== DATASET CONTENT ==
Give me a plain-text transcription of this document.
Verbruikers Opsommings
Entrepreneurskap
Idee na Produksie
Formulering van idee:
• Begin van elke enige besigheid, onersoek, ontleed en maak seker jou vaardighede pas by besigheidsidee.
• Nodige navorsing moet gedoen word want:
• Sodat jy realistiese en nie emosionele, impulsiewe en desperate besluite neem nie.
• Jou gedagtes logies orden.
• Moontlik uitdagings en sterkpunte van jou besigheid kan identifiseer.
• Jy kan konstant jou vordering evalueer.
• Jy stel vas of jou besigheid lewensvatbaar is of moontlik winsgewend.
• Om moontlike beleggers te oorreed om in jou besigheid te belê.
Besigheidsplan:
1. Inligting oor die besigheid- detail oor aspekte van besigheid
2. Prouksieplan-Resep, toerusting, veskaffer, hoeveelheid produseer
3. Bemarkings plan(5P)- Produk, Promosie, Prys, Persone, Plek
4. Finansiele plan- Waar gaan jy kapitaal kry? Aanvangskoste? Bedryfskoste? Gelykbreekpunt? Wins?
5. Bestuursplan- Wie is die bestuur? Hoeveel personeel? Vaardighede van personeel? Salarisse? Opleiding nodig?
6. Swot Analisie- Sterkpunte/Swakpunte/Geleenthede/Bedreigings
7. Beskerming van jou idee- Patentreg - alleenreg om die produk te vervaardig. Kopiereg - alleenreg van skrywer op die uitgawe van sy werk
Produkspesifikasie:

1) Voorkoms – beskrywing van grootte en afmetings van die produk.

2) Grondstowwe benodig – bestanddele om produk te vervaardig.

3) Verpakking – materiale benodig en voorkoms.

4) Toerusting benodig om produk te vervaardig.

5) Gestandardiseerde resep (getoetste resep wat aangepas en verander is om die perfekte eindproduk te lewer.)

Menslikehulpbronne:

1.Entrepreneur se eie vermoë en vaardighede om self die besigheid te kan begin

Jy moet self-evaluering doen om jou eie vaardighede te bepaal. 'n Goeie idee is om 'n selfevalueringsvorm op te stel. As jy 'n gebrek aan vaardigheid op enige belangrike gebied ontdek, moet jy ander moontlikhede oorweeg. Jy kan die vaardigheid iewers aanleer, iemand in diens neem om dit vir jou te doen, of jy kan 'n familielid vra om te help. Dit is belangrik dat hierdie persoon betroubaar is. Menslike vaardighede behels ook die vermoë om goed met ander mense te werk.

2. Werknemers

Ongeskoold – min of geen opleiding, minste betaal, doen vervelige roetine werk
===
The records above must be output exactly, in full.

Give me a plain-text transcription of this document.
Verbruikers Opsommings
Entrepreneurskap
Idee na Produksie
Formulering van idee:
• Begin van elke enige besigheid, onersoek, ontleed en maak seker jou vaardighede pas by besigheidsidee.
• Nodige navorsing moet gedoen word want:
• Sodat jy realistiese en nie emosionele, impulsiewe en desperate besluite neem nie.
• Jou gedagtes logies orden.
• Moontlik uitdagings en sterkpunte van jou besigheid kan identifiseer.
• Jy kan konstant jou vordering evalueer.
• Jy stel vas of jou besigheid lewensvatbaar is of moontlik winsgewend.
• Om moontlike beleggers te oorreed om in jou besigheid te belê.
Besigheidsplan:
1. Inligting oor die besigheid- detail oor aspekte van besigheid
2. Prouksieplan-Resep, toerusting, veskaffer, hoeveelheid produseer
3. Bemarkings plan(5P)- Produk, Promosie, Prys, Persone, Plek
4. Finansiele plan- Waar gaan jy kapitaal kry? Aanvangskoste? Bedryfskoste? Gelykbreekpunt? Wins?
5. Bestuursplan- Wie is die bestuur? Hoeveel personeel? Vaardighede van personeel? Salarisse? Opleiding nodig?
6. Swot Analisie- Sterkpunte/Swakpunte/Geleenthede/Bedreigings
7. Beskerming van jou idee- Patentreg - alleenreg om die produk te vervaardig. Kopiereg - alleenreg van skrywer op die uitgawe van sy werk
Produkspesifikasie:

1) Voorkoms – beskrywing van grootte en afmetings van die produk.

2) Grondstowwe benodig – bestanddele om produk te vervaardig.

3) Verpakking – materiale benodig en voorkoms.

4) Toerusting benodig om produk te vervaardig.

5) Gestandardiseerde resep (getoetste resep wat aangepas en verander is om die perfekte eindproduk te lewer.)

Menslikehulpbronne:

1.Entrepreneur se eie vermoë en vaardighede om self die besigheid te kan begin

Jy moet self-evaluering doen om jou eie vaardighede te bepaal. 'n Goeie idee is om 'n selfevalueringsvorm op te stel. As jy 'n gebrek aan vaardigheid op enige belangrike gebied ontdek, moet jy ander moontlikhede oorweeg. Jy kan die vaardigheid iewers aanleer, iemand in diens neem om dit vir jou te doen, of jy kan 'n familielid vra om te help. Dit is belangrik dat hierdie persoon betroubaar is. Menslike vaardighede behels ook die vermoë om goed met ander mense te werk.

2. Werknemers

Ongeskoold – min of geen opleiding, minste betaal, doen vervelige roetine werk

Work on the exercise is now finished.